Edit the lines below so that every "reference-error-bar" becomes "ref-error-bar", and leave the rest of each line unchanged.
▬▬▬▬▬▬
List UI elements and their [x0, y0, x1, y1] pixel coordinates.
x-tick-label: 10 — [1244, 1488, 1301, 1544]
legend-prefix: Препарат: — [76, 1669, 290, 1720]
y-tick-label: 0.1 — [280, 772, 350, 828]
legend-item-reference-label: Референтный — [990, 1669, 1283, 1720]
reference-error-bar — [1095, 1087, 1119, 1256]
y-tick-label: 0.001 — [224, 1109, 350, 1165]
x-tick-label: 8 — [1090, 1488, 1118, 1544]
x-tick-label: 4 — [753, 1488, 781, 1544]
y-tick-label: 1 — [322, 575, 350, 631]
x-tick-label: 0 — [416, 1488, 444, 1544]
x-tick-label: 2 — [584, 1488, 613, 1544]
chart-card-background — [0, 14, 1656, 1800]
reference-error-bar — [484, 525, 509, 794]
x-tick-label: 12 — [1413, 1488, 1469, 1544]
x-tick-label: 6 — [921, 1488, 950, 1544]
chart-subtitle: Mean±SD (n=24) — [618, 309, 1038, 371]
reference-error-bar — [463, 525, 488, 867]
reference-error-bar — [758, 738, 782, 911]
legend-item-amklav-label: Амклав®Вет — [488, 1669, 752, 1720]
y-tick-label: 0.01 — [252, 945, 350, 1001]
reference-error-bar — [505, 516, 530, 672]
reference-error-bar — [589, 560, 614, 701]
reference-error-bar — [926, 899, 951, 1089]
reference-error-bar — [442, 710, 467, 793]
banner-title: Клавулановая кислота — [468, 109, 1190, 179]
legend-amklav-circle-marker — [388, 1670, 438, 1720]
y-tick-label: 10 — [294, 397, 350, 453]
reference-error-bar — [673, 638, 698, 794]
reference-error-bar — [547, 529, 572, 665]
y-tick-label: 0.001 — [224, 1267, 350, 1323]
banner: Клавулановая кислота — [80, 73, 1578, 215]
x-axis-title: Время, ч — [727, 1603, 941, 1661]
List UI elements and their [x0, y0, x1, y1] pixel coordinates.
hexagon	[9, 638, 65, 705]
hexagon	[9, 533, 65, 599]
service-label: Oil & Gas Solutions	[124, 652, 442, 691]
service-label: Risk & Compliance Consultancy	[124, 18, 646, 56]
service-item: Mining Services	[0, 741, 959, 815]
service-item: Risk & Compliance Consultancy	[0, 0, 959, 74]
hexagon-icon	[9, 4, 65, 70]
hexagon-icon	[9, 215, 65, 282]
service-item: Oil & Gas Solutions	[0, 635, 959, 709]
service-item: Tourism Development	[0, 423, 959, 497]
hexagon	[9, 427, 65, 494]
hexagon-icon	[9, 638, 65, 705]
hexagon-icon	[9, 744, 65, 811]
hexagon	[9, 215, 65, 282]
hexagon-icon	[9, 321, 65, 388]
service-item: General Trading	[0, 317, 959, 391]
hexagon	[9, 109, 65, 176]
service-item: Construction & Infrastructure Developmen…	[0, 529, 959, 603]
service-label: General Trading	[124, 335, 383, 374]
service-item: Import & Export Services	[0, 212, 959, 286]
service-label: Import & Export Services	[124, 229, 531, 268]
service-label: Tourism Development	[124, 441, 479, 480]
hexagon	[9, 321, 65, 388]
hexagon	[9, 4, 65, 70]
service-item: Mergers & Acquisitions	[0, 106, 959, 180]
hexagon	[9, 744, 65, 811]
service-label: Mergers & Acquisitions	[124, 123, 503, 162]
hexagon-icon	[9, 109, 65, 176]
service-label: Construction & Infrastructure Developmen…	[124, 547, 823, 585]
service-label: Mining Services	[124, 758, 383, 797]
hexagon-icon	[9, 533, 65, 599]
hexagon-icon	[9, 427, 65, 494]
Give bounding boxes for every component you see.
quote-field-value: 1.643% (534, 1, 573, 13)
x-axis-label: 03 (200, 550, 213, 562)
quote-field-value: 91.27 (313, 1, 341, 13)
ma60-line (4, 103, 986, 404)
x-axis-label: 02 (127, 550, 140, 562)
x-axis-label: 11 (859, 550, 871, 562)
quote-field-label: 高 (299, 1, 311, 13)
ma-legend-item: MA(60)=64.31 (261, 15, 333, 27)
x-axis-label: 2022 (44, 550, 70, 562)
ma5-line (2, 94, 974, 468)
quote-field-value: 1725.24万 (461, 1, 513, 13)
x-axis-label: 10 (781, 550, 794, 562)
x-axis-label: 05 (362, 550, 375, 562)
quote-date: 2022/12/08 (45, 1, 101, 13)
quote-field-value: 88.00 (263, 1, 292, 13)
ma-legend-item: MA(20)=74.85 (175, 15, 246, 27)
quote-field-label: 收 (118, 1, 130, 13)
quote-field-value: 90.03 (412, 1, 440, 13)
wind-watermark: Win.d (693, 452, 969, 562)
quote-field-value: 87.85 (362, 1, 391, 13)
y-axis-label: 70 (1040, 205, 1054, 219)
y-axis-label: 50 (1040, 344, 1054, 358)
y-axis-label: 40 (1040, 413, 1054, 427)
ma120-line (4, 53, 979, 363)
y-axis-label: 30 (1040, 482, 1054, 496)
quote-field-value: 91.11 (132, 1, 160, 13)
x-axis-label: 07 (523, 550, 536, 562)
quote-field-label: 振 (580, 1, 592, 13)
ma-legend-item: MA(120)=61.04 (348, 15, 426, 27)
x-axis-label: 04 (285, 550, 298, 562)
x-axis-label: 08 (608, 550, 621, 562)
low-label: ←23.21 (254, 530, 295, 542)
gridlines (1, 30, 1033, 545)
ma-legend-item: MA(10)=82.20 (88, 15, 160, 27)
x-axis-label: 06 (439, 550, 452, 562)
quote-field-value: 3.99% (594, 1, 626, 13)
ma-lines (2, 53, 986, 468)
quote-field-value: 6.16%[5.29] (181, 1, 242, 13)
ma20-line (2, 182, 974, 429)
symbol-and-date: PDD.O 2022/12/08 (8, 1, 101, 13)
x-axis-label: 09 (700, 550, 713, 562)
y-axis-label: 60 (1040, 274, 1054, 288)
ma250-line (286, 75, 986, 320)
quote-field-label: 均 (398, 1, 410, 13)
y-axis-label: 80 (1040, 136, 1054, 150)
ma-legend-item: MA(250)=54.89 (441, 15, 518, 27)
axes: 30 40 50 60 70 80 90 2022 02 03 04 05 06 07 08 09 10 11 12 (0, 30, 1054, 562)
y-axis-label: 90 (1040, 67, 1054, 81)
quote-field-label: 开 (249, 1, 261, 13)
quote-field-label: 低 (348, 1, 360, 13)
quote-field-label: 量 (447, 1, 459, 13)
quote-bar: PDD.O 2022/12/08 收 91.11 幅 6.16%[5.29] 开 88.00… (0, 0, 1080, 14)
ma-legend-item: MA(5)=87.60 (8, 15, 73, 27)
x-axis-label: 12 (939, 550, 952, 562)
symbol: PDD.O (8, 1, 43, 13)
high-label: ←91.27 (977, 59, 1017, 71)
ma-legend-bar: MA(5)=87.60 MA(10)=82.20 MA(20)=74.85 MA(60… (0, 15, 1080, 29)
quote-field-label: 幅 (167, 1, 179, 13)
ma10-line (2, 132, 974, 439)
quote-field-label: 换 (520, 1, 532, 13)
▬▬▬▬▬▬
Written reply:
List UI elements and their [x0, y0, x1, y1] pixel coordinates.
x-tick-label: 10 — [1244, 1488, 1301, 1544]
legend-prefix: Препарат: — [76, 1669, 290, 1720]
y-tick-label: 0.1 — [280, 772, 350, 828]
legend-item-reference-label: Референтный — [990, 1669, 1283, 1720]
ref-error-bar — [1095, 1087, 1119, 1256]
y-tick-label: 0.001 — [224, 1109, 350, 1165]
x-tick-label: 8 — [1090, 1488, 1118, 1544]
x-tick-label: 4 — [753, 1488, 781, 1544]
y-tick-label: 1 — [322, 575, 350, 631]
x-tick-label: 0 — [416, 1488, 444, 1544]
x-tick-label: 2 — [584, 1488, 613, 1544]
chart-card-background — [0, 14, 1656, 1800]
ref-error-bar — [484, 525, 509, 794]
x-tick-label: 12 — [1413, 1488, 1469, 1544]
x-tick-label: 6 — [921, 1488, 950, 1544]
chart-subtitle: Mean±SD (n=24) — [618, 309, 1038, 371]
ref-error-bar — [463, 525, 488, 867]
ref-error-bar — [758, 738, 782, 911]
legend-item-amklav-label: Амклав®Вет — [488, 1669, 752, 1720]
y-tick-label: 0.01 — [252, 945, 350, 1001]
ref-error-bar — [505, 516, 530, 672]
ref-error-bar — [589, 560, 614, 701]
ref-error-bar — [926, 899, 951, 1089]
ref-error-bar — [442, 710, 467, 793]
banner-title: Клавулановая кислота — [468, 109, 1190, 179]
legend-amklav-circle-marker — [388, 1670, 438, 1720]
y-tick-label: 10 — [294, 397, 350, 453]
ref-error-bar — [673, 638, 698, 794]
ref-error-bar — [547, 529, 572, 665]
y-tick-label: 0.001 — [224, 1267, 350, 1323]
banner: Клавулановая кислота — [80, 73, 1578, 215]
x-axis-title: Время, ч — [727, 1603, 941, 1661]
List UI elements and their [x0, y0, x1, y1] pixel coordinates.
hexagon	[9, 638, 65, 705]
hexagon	[9, 533, 65, 599]
service-label: Oil & Gas Solutions	[124, 652, 442, 691]
service-label: Risk & Compliance Consultancy	[124, 18, 646, 56]
service-item: Mining Services	[0, 741, 959, 815]
service-item: Risk & Compliance Consultancy	[0, 0, 959, 74]
hexagon-icon	[9, 4, 65, 70]
hexagon-icon	[9, 215, 65, 282]
service-item: Oil & Gas Solutions	[0, 635, 959, 709]
service-item: Tourism Development	[0, 423, 959, 497]
hexagon	[9, 427, 65, 494]
hexagon-icon	[9, 638, 65, 705]
hexagon-icon	[9, 744, 65, 811]
hexagon	[9, 215, 65, 282]
hexagon-icon	[9, 321, 65, 388]
service-item: General Trading	[0, 317, 959, 391]
hexagon	[9, 109, 65, 176]
service-item: Construction & Infrastructure Developmen…	[0, 529, 959, 603]
service-label: General Trading	[124, 335, 383, 374]
service-item: Import & Export Services	[0, 212, 959, 286]
service-label: Import & Export Services	[124, 229, 531, 268]
service-label: Tourism Development	[124, 441, 479, 480]
hexagon	[9, 321, 65, 388]
hexagon	[9, 4, 65, 70]
service-item: Mergers & Acquisitions	[0, 106, 959, 180]
hexagon	[9, 744, 65, 811]
service-label: Mergers & Acquisitions	[124, 123, 503, 162]
hexagon-icon	[9, 109, 65, 176]
service-label: Construction & Infrastructure Developmen…	[124, 547, 823, 585]
service-label: Mining Services	[124, 758, 383, 797]
hexagon-icon	[9, 533, 65, 599]
hexagon-icon	[9, 427, 65, 494]
Give bounding boxes for every component you see.
quote-field-value: 1.643% (534, 1, 573, 13)
x-axis-label: 03 (200, 550, 213, 562)
quote-field-value: 91.27 (313, 1, 341, 13)
ma60-line (4, 103, 986, 404)
x-axis-label: 02 (127, 550, 140, 562)
x-axis-label: 11 (859, 550, 871, 562)
quote-field-label: 高 (299, 1, 311, 13)
ma-legend-item: MA(60)=64.31 (261, 15, 333, 27)
x-axis-label: 2022 (44, 550, 70, 562)
ma5-line (2, 94, 974, 468)
quote-field-value: 1725.24万 (461, 1, 513, 13)
x-axis-label: 10 (781, 550, 794, 562)
x-axis-label: 05 (362, 550, 375, 562)
quote-date: 2022/12/08 (45, 1, 101, 13)
quote-field-value: 88.00 (263, 1, 292, 13)
ma-legend-item: MA(20)=74.85 (175, 15, 246, 27)
quote-field-label: 收 (118, 1, 130, 13)
quote-field-value: 90.03 (412, 1, 440, 13)
wind-watermark: Win.d (693, 452, 969, 562)
quote-field-value: 87.85 (362, 1, 391, 13)
y-axis-label: 70 (1040, 205, 1054, 219)
y-axis-label: 50 (1040, 344, 1054, 358)
y-axis-label: 40 (1040, 413, 1054, 427)
ma120-line (4, 53, 979, 363)
y-axis-label: 30 (1040, 482, 1054, 496)
quote-field-value: 91.11 (132, 1, 160, 13)
x-axis-label: 07 (523, 550, 536, 562)
quote-field-label: 振 (580, 1, 592, 13)
ma-legend-item: MA(120)=61.04 (348, 15, 426, 27)
x-axis-label: 04 (285, 550, 298, 562)
x-axis-label: 08 (608, 550, 621, 562)
low-label: ←23.21 (254, 530, 295, 542)
gridlines (1, 30, 1033, 545)
ma-legend-item: MA(10)=82.20 (88, 15, 160, 27)
x-axis-label: 06 (439, 550, 452, 562)
quote-field-value: 3.99% (594, 1, 626, 13)
ma-lines (2, 53, 986, 468)
quote-field-value: 6.16%[5.29] (181, 1, 242, 13)
ma20-line (2, 182, 974, 429)
symbol-and-date: PDD.O 2022/12/08 (8, 1, 101, 13)
x-axis-label: 09 (700, 550, 713, 562)
y-axis-label: 60 (1040, 274, 1054, 288)
ma250-line (286, 75, 986, 320)
quote-field-label: 均 (398, 1, 410, 13)
y-axis-label: 80 (1040, 136, 1054, 150)
ma-legend-item: MA(250)=54.89 (441, 15, 518, 27)
axes: 30 40 50 60 70 80 90 2022 02 03 04 05 06 07 08 09 10 11 12 (0, 30, 1054, 562)
y-axis-label: 90 (1040, 67, 1054, 81)
quote-field-label: 开 (249, 1, 261, 13)
quote-field-label: 低 (348, 1, 360, 13)
quote-field-label: 量 (447, 1, 459, 13)
quote-bar: PDD.O 2022/12/08 收 91.11 幅 6.16%[5.29] 开 88.00… (0, 0, 1080, 14)
ma-legend-item: MA(5)=87.60 (8, 15, 73, 27)
x-axis-label: 12 (939, 550, 952, 562)
symbol: PDD.O (8, 1, 43, 13)
high-label: ←91.27 (977, 59, 1017, 71)
ma-legend-bar: MA(5)=87.60 MA(10)=82.20 MA(20)=74.85 MA(60… (0, 15, 1080, 29)
quote-field-label: 幅 (167, 1, 179, 13)
ma10-line (2, 132, 974, 439)
quote-field-label: 换 (520, 1, 532, 13)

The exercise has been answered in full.